## Begin Extracted information
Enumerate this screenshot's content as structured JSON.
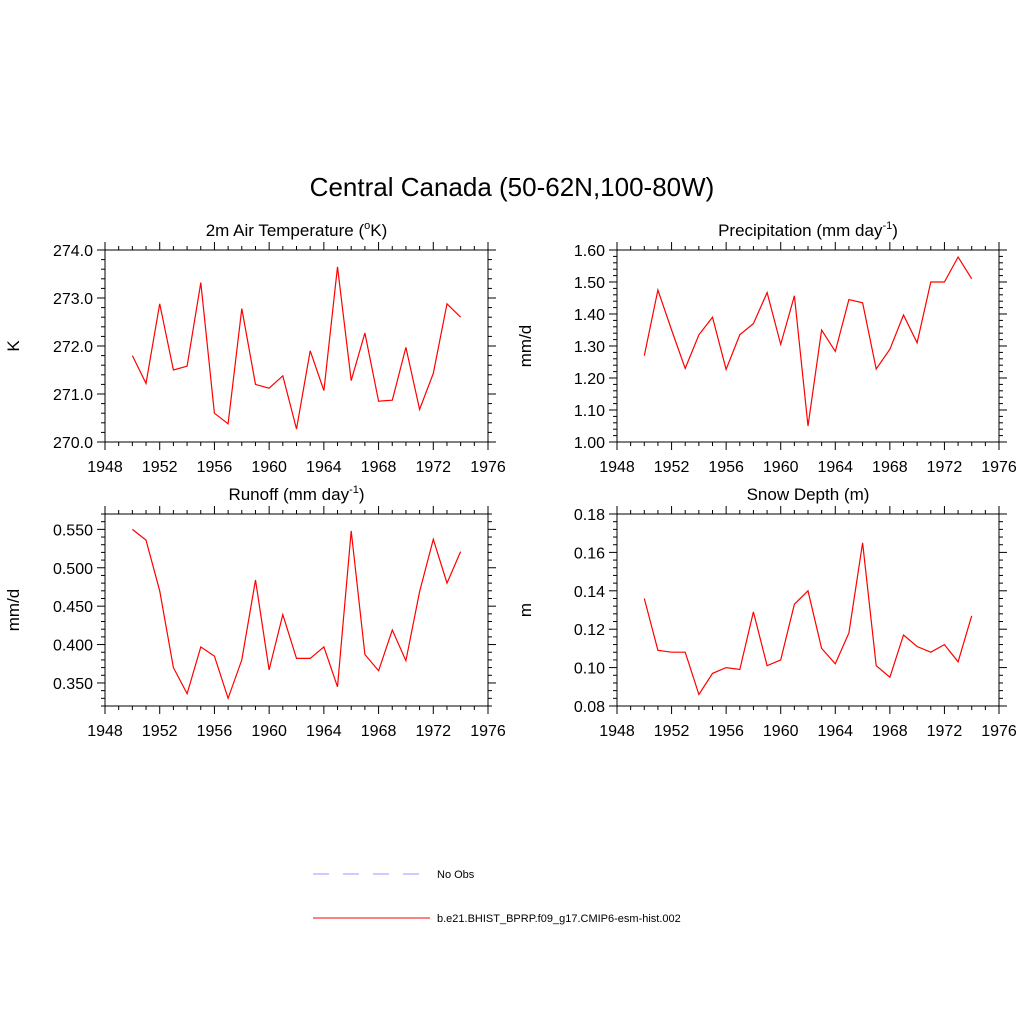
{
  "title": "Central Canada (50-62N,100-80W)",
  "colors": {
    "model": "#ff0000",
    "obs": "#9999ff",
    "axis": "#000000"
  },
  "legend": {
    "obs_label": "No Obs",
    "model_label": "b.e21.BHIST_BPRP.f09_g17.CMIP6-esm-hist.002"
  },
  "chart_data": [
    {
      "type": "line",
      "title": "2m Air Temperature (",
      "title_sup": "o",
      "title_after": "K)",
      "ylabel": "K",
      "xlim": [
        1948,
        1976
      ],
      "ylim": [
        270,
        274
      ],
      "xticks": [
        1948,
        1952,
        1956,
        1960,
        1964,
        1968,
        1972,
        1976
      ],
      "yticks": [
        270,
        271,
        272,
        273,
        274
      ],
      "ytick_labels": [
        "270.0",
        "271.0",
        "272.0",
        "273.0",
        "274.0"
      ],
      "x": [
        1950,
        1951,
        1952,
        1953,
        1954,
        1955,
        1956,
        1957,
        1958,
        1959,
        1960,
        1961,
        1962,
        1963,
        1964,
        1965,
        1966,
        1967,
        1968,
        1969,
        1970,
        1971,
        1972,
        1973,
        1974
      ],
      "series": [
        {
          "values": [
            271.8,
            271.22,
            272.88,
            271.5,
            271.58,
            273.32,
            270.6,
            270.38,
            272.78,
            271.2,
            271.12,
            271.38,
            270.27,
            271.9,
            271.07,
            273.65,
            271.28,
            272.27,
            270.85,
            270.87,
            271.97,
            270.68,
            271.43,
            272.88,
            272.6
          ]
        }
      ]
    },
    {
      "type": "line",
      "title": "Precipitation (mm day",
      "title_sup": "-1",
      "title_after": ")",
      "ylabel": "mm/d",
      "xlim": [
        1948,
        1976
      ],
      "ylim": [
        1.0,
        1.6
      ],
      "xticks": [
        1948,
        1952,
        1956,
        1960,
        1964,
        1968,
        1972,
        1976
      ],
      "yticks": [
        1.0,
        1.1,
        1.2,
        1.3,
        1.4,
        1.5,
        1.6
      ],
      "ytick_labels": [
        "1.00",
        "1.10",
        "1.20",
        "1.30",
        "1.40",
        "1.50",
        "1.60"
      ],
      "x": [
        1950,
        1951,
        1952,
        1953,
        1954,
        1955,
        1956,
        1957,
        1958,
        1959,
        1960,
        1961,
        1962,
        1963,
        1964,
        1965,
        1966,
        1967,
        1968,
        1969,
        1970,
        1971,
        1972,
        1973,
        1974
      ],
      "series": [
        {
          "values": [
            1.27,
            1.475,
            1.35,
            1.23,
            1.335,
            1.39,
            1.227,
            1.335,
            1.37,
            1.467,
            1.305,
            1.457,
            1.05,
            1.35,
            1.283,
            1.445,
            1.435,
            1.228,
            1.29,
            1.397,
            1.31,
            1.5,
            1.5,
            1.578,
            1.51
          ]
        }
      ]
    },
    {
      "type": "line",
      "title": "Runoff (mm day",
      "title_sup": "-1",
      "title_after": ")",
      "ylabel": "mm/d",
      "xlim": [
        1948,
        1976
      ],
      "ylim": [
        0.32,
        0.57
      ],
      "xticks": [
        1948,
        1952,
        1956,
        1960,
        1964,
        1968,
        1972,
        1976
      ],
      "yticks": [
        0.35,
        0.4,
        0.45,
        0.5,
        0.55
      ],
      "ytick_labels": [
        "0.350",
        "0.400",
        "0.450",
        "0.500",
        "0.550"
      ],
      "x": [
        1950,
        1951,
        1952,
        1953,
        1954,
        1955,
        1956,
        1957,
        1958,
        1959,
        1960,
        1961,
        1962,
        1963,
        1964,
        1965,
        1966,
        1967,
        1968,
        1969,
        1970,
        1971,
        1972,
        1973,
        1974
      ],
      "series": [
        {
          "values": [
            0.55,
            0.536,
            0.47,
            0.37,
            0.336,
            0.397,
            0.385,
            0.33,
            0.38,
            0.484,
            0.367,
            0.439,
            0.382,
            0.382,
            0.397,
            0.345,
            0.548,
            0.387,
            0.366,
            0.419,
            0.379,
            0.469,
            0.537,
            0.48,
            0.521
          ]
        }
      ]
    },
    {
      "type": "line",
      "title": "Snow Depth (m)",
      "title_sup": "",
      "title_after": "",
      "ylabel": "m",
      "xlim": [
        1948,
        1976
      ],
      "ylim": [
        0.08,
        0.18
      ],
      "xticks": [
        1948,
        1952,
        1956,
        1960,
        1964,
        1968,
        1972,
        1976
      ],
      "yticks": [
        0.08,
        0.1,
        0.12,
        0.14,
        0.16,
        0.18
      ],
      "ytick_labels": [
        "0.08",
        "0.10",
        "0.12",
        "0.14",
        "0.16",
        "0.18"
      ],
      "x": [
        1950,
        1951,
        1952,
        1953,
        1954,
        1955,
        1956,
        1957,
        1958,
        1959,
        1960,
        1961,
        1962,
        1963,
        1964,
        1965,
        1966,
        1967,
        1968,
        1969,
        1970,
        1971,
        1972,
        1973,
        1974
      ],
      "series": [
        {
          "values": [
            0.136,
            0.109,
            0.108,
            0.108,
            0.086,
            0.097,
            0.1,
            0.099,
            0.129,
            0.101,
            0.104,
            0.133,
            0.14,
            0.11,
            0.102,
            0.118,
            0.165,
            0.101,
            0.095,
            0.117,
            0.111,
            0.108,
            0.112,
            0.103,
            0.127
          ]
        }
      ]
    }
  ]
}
## End Extracted information
• Stated exercise:
Repeat the listing above exactly, with no pictures.

• Correct answer:
Enumerate this screenshot's content as structured JSON.
{
  "title": "Central Canada (50-62N,100-80W)",
  "colors": {
    "model": "#ff0000",
    "obs": "#9999ff",
    "axis": "#000000"
  },
  "legend": {
    "obs_label": "No Obs",
    "model_label": "b.e21.BHIST_BPRP.f09_g17.CMIP6-esm-hist.002"
  },
  "chart_data": [
    {
      "type": "line",
      "title": "2m Air Temperature (",
      "title_sup": "o",
      "title_after": "K)",
      "ylabel": "K",
      "xlim": [
        1948,
        1976
      ],
      "ylim": [
        270,
        274
      ],
      "xticks": [
        1948,
        1952,
        1956,
        1960,
        1964,
        1968,
        1972,
        1976
      ],
      "yticks": [
        270,
        271,
        272,
        273,
        274
      ],
      "ytick_labels": [
        "270.0",
        "271.0",
        "272.0",
        "273.0",
        "274.0"
      ],
      "x": [
        1950,
        1951,
        1952,
        1953,
        1954,
        1955,
        1956,
        1957,
        1958,
        1959,
        1960,
        1961,
        1962,
        1963,
        1964,
        1965,
        1966,
        1967,
        1968,
        1969,
        1970,
        1971,
        1972,
        1973,
        1974
      ],
      "series": [
        {
          "values": [
            271.8,
            271.22,
            272.88,
            271.5,
            271.58,
            273.32,
            270.6,
            270.38,
            272.78,
            271.2,
            271.12,
            271.38,
            270.27,
            271.9,
            271.07,
            273.65,
            271.28,
            272.27,
            270.85,
            270.87,
            271.97,
            270.68,
            271.43,
            272.88,
            272.6
          ]
        }
      ]
    },
    {
      "type": "line",
      "title": "Precipitation (mm day",
      "title_sup": "-1",
      "title_after": ")",
      "ylabel": "mm/d",
      "xlim": [
        1948,
        1976
      ],
      "ylim": [
        1.0,
        1.6
      ],
      "xticks": [
        1948,
        1952,
        1956,
        1960,
        1964,
        1968,
        1972,
        1976
      ],
      "yticks": [
        1.0,
        1.1,
        1.2,
        1.3,
        1.4,
        1.5,
        1.6
      ],
      "ytick_labels": [
        "1.00",
        "1.10",
        "1.20",
        "1.30",
        "1.40",
        "1.50",
        "1.60"
      ],
      "x": [
        1950,
        1951,
        1952,
        1953,
        1954,
        1955,
        1956,
        1957,
        1958,
        1959,
        1960,
        1961,
        1962,
        1963,
        1964,
        1965,
        1966,
        1967,
        1968,
        1969,
        1970,
        1971,
        1972,
        1973,
        1974
      ],
      "series": [
        {
          "values": [
            1.27,
            1.475,
            1.35,
            1.23,
            1.335,
            1.39,
            1.227,
            1.335,
            1.37,
            1.467,
            1.305,
            1.457,
            1.05,
            1.35,
            1.283,
            1.445,
            1.435,
            1.228,
            1.29,
            1.397,
            1.31,
            1.5,
            1.5,
            1.578,
            1.51
          ]
        }
      ]
    },
    {
      "type": "line",
      "title": "Runoff (mm day",
      "title_sup": "-1",
      "title_after": ")",
      "ylabel": "mm/d",
      "xlim": [
        1948,
        1976
      ],
      "ylim": [
        0.32,
        0.57
      ],
      "xticks": [
        1948,
        1952,
        1956,
        1960,
        1964,
        1968,
        1972,
        1976
      ],
      "yticks": [
        0.35,
        0.4,
        0.45,
        0.5,
        0.55
      ],
      "ytick_labels": [
        "0.350",
        "0.400",
        "0.450",
        "0.500",
        "0.550"
      ],
      "x": [
        1950,
        1951,
        1952,
        1953,
        1954,
        1955,
        1956,
        1957,
        1958,
        1959,
        1960,
        1961,
        1962,
        1963,
        1964,
        1965,
        1966,
        1967,
        1968,
        1969,
        1970,
        1971,
        1972,
        1973,
        1974
      ],
      "series": [
        {
          "values": [
            0.55,
            0.536,
            0.47,
            0.37,
            0.336,
            0.397,
            0.385,
            0.33,
            0.38,
            0.484,
            0.367,
            0.439,
            0.382,
            0.382,
            0.397,
            0.345,
            0.548,
            0.387,
            0.366,
            0.419,
            0.379,
            0.469,
            0.537,
            0.48,
            0.521
          ]
        }
      ]
    },
    {
      "type": "line",
      "title": "Snow Depth (m)",
      "title_sup": "",
      "title_after": "",
      "ylabel": "m",
      "xlim": [
        1948,
        1976
      ],
      "ylim": [
        0.08,
        0.18
      ],
      "xticks": [
        1948,
        1952,
        1956,
        1960,
        1964,
        1968,
        1972,
        1976
      ],
      "yticks": [
        0.08,
        0.1,
        0.12,
        0.14,
        0.16,
        0.18
      ],
      "ytick_labels": [
        "0.08",
        "0.10",
        "0.12",
        "0.14",
        "0.16",
        "0.18"
      ],
      "x": [
        1950,
        1951,
        1952,
        1953,
        1954,
        1955,
        1956,
        1957,
        1958,
        1959,
        1960,
        1961,
        1962,
        1963,
        1964,
        1965,
        1966,
        1967,
        1968,
        1969,
        1970,
        1971,
        1972,
        1973,
        1974
      ],
      "series": [
        {
          "values": [
            0.136,
            0.109,
            0.108,
            0.108,
            0.086,
            0.097,
            0.1,
            0.099,
            0.129,
            0.101,
            0.104,
            0.133,
            0.14,
            0.11,
            0.102,
            0.118,
            0.165,
            0.101,
            0.095,
            0.117,
            0.111,
            0.108,
            0.112,
            0.103,
            0.127
          ]
        }
      ]
    }
  ]
}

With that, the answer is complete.